[RECORDS SUPPLIED]
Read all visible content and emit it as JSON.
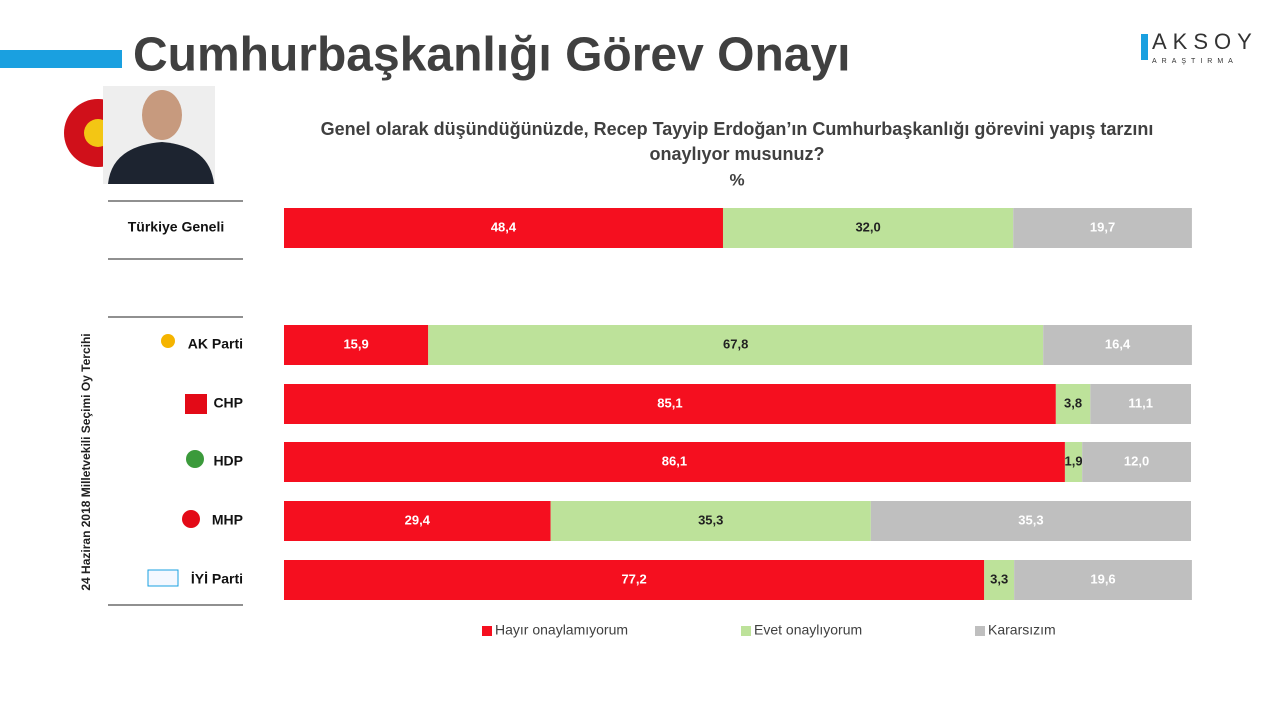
{
  "chart_data": {
    "type": "bar",
    "orientation": "horizontal",
    "stacked": true,
    "title": "Cumhurbaşkanlığı Görev Onayı",
    "subtitle": [
      "Genel olarak düşündüğünüzde, Recep Tayyip Erdoğan’ın Cumhurbaşkanlığı görevini yapış tarzını",
      "onaylıyor musunuz?"
    ],
    "unit": "%",
    "group_label": "24 Haziran 2018 Milletvekili Seçimi Oy Tercihi",
    "logo": {
      "name": "AKSOY",
      "sub": "ARAŞTIRMA"
    },
    "categories": [
      "Türkiye Geneli",
      "AK Parti",
      "CHP",
      "HDP",
      "MHP",
      "İYİ Parti"
    ],
    "xlim": [
      0,
      100
    ],
    "series": [
      {
        "name": "Hayır onaylamıyorum",
        "color": "#f50f1f",
        "label_color": "#ffffff",
        "values": [
          48.4,
          15.9,
          85.1,
          86.1,
          29.4,
          77.2
        ],
        "value_labels": [
          "48,4",
          "15,9",
          "85,1",
          "86,1",
          "29,4",
          "77,2"
        ]
      },
      {
        "name": "Evet onaylıyorum",
        "color": "#bde29a",
        "label_color": "#222222",
        "values": [
          32.0,
          67.8,
          3.8,
          1.9,
          35.3,
          3.3
        ],
        "value_labels": [
          "32,0",
          "67,8",
          "3,8",
          "1,9",
          "35,3",
          "3,3"
        ]
      },
      {
        "name": "Kararsızım",
        "color": "#bfbfbf",
        "label_color": "#ffffff",
        "values": [
          19.7,
          16.4,
          11.1,
          12.0,
          35.3,
          19.6
        ],
        "value_labels": [
          "19,7",
          "16,4",
          "11,1",
          "12,0",
          "35,3",
          "19,6"
        ]
      }
    ]
  }
}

[GIVEN INSTRUCTION] Every line above should be returned word for word, with the pictures left behind.

[RESPONSE TO THE TASK]
Read all visible content and emit it as JSON.
{
  "chart_data": {
    "type": "bar",
    "orientation": "horizontal",
    "stacked": true,
    "title": "Cumhurbaşkanlığı Görev Onayı",
    "subtitle": [
      "Genel olarak düşündüğünüzde, Recep Tayyip Erdoğan’ın Cumhurbaşkanlığı görevini yapış tarzını",
      "onaylıyor musunuz?"
    ],
    "unit": "%",
    "group_label": "24 Haziran 2018 Milletvekili Seçimi Oy Tercihi",
    "logo": {
      "name": "AKSOY",
      "sub": "ARAŞTIRMA"
    },
    "categories": [
      "Türkiye Geneli",
      "AK Parti",
      "CHP",
      "HDP",
      "MHP",
      "İYİ Parti"
    ],
    "xlim": [
      0,
      100
    ],
    "series": [
      {
        "name": "Hayır onaylamıyorum",
        "color": "#f50f1f",
        "label_color": "#ffffff",
        "values": [
          48.4,
          15.9,
          85.1,
          86.1,
          29.4,
          77.2
        ],
        "value_labels": [
          "48,4",
          "15,9",
          "85,1",
          "86,1",
          "29,4",
          "77,2"
        ]
      },
      {
        "name": "Evet onaylıyorum",
        "color": "#bde29a",
        "label_color": "#222222",
        "values": [
          32.0,
          67.8,
          3.8,
          1.9,
          35.3,
          3.3
        ],
        "value_labels": [
          "32,0",
          "67,8",
          "3,8",
          "1,9",
          "35,3",
          "3,3"
        ]
      },
      {
        "name": "Kararsızım",
        "color": "#bfbfbf",
        "label_color": "#ffffff",
        "values": [
          19.7,
          16.4,
          11.1,
          12.0,
          35.3,
          19.6
        ],
        "value_labels": [
          "19,7",
          "16,4",
          "11,1",
          "12,0",
          "35,3",
          "19,6"
        ]
      }
    ]
  }
}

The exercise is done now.